» **What you are asked to do**: What is the number of lines in the data holding the word "возникновении"? Give that number by itself.

» **Data for the task**:
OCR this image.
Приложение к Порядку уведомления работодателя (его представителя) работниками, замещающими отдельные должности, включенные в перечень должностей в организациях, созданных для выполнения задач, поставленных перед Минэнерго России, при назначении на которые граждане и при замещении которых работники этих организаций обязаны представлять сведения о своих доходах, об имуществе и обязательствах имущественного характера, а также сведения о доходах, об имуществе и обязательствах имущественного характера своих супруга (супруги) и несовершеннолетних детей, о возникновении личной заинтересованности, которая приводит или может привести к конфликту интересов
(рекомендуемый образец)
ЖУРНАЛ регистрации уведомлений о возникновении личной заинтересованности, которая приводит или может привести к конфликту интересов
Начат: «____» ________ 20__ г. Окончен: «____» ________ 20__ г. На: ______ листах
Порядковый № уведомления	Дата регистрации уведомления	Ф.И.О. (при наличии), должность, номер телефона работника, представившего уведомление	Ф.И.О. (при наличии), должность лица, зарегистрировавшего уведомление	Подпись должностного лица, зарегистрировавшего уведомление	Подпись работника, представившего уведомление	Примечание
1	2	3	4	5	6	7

--

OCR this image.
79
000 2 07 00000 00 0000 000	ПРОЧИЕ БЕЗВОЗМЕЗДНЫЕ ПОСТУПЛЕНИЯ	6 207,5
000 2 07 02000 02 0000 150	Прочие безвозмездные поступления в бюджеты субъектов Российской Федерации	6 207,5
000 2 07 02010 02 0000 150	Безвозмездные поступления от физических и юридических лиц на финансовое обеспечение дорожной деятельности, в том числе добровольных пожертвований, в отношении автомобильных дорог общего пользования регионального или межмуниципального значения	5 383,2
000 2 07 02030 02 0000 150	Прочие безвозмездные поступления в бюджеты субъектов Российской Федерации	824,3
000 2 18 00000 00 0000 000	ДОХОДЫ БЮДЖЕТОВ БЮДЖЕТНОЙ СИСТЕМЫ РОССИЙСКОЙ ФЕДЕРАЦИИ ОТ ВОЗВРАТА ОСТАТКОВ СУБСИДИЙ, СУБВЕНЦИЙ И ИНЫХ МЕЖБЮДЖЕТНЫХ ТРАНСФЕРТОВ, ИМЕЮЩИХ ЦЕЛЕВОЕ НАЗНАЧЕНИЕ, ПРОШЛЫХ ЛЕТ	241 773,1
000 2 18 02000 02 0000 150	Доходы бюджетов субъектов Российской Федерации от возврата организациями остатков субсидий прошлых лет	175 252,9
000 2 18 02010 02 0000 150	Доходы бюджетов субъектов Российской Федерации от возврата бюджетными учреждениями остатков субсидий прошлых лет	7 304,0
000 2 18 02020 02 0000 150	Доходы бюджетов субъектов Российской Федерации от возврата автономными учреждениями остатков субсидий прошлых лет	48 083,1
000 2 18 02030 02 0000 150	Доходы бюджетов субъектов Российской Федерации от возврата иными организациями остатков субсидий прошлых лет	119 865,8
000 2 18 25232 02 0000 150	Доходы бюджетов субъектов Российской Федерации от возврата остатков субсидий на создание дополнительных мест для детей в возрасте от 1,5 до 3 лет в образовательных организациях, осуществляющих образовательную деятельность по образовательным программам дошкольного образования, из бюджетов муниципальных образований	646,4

---

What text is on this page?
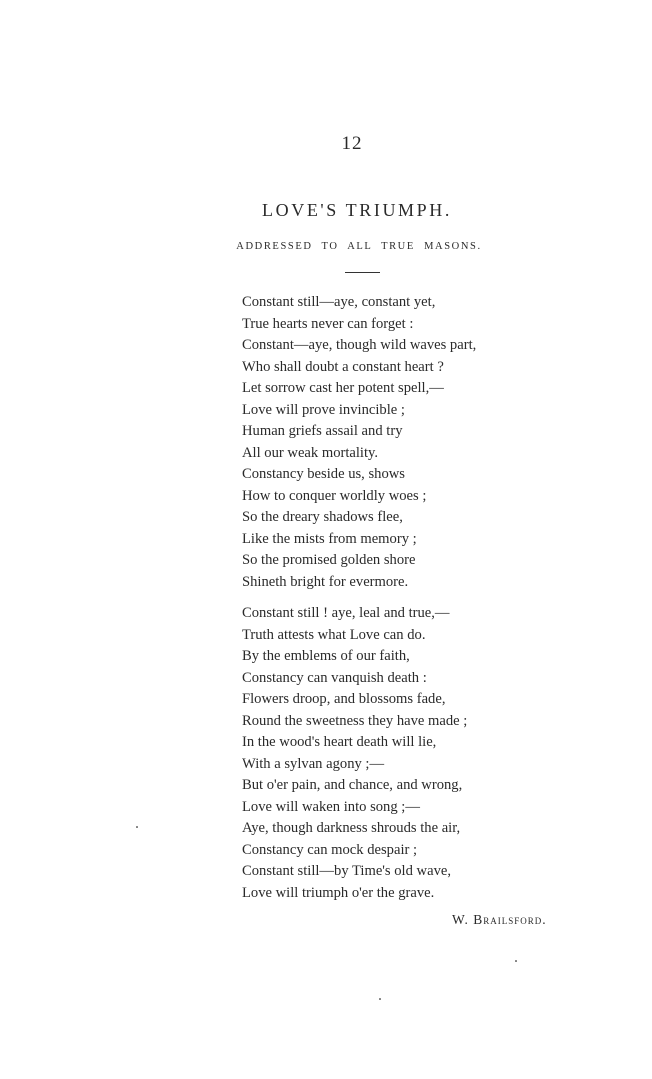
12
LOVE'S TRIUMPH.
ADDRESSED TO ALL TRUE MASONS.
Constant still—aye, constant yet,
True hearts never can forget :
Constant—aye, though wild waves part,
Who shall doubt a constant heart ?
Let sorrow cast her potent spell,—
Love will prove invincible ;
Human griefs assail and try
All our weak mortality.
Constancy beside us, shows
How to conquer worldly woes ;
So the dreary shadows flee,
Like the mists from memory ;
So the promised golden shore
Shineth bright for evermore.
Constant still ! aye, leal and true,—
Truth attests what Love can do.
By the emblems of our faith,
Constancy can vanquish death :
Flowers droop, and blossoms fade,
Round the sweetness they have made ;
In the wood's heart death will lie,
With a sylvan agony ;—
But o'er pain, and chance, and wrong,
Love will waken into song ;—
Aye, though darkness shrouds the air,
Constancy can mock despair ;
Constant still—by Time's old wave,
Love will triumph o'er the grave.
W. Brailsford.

» **Completed exercise**: 2